▶ _Task goal_
How many lines of these entries include the string "Tweets"? State the number alone.

▶ _Extracted information_
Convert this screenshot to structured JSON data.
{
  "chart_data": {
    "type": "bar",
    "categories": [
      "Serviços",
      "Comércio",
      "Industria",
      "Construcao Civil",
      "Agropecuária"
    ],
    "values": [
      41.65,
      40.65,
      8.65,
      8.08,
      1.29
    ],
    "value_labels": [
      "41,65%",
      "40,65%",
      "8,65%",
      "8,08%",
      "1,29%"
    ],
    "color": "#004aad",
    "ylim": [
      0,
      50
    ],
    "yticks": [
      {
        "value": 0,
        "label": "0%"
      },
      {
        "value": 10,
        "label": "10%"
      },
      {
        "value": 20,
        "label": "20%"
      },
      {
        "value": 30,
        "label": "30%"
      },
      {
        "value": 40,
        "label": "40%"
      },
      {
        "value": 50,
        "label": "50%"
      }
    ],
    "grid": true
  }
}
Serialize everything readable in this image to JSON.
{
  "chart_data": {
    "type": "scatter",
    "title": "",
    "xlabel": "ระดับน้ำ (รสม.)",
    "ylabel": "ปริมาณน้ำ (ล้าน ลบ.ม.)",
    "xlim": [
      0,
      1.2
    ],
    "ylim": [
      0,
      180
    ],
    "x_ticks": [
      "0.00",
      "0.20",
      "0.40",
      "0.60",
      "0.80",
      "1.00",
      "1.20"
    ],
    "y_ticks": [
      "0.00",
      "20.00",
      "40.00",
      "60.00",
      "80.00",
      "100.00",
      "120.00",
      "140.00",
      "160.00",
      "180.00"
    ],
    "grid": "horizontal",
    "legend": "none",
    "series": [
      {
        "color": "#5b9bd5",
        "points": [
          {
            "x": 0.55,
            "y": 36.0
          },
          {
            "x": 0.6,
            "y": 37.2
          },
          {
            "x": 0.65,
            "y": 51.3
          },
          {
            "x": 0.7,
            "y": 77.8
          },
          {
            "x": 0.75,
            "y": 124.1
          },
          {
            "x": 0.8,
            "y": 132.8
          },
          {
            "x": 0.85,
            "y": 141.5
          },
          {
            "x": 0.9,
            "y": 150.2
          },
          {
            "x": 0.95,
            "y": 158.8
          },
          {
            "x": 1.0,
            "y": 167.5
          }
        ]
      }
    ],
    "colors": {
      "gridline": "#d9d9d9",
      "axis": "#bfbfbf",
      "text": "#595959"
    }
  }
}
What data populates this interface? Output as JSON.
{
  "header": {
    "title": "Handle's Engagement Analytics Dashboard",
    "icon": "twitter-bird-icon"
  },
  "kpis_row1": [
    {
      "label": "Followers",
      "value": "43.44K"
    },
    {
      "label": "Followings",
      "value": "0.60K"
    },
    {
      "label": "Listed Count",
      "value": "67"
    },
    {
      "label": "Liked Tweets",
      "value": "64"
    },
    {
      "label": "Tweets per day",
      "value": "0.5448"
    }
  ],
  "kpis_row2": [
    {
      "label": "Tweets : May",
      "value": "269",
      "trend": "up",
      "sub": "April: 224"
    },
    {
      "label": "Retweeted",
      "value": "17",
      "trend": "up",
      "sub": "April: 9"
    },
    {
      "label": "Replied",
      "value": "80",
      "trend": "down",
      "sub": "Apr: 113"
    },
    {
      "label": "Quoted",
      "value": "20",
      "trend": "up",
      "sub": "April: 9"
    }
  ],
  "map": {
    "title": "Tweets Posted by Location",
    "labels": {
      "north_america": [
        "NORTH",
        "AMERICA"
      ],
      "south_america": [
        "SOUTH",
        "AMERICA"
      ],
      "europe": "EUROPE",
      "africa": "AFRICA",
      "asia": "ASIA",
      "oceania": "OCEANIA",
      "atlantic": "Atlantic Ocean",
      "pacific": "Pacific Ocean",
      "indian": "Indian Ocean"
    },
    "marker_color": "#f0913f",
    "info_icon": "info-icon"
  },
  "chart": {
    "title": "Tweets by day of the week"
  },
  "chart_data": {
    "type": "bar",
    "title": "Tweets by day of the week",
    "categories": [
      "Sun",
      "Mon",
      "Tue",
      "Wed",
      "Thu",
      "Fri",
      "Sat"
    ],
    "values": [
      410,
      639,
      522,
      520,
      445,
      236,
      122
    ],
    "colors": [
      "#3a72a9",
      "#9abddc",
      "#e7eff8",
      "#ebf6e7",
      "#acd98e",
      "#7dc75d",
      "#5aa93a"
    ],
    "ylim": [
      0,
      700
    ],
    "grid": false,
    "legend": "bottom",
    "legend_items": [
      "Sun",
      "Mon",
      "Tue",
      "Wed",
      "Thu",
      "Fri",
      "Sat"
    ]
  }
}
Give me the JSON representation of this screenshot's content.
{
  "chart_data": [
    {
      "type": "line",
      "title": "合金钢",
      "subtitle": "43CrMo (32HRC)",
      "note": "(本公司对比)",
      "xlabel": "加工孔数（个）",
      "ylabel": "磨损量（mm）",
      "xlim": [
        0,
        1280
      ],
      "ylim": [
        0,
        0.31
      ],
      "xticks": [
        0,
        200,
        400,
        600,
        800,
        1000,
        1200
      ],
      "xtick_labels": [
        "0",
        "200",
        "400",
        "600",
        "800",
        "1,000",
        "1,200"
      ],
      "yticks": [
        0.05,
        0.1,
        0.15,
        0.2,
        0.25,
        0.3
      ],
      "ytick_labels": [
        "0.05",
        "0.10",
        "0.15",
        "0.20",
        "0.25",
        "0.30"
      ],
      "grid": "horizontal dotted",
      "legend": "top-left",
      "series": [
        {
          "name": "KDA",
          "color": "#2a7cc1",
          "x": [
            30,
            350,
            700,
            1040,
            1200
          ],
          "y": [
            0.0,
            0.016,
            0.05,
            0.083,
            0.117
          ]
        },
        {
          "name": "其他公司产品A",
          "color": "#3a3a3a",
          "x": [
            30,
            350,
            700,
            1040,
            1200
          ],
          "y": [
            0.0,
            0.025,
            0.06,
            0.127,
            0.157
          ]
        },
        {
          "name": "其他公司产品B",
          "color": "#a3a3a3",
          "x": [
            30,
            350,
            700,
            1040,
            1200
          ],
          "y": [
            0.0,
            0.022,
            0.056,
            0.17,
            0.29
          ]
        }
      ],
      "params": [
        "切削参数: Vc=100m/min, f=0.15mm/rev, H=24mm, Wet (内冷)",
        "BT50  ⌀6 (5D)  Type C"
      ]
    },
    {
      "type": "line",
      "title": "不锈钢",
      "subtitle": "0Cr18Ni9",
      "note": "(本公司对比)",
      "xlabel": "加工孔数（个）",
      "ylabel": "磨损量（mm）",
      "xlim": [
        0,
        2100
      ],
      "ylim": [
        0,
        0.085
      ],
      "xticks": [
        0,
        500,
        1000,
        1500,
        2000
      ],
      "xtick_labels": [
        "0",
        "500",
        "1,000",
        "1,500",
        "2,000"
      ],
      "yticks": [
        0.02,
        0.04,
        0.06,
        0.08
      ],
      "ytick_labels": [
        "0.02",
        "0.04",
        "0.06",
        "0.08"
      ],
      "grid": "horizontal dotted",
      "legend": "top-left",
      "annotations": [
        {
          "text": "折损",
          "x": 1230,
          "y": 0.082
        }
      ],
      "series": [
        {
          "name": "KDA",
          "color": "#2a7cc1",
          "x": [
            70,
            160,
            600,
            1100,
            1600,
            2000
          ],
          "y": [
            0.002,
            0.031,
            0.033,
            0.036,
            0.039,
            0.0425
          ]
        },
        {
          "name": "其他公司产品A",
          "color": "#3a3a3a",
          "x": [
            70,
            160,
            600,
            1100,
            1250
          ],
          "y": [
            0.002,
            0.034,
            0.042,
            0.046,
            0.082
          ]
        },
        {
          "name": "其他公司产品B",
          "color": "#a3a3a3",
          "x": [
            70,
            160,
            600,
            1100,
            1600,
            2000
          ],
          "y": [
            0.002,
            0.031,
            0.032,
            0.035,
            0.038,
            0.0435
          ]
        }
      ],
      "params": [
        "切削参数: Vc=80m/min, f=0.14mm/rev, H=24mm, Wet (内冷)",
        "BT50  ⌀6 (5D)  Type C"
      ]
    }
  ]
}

▶ _Answer to the problem_
6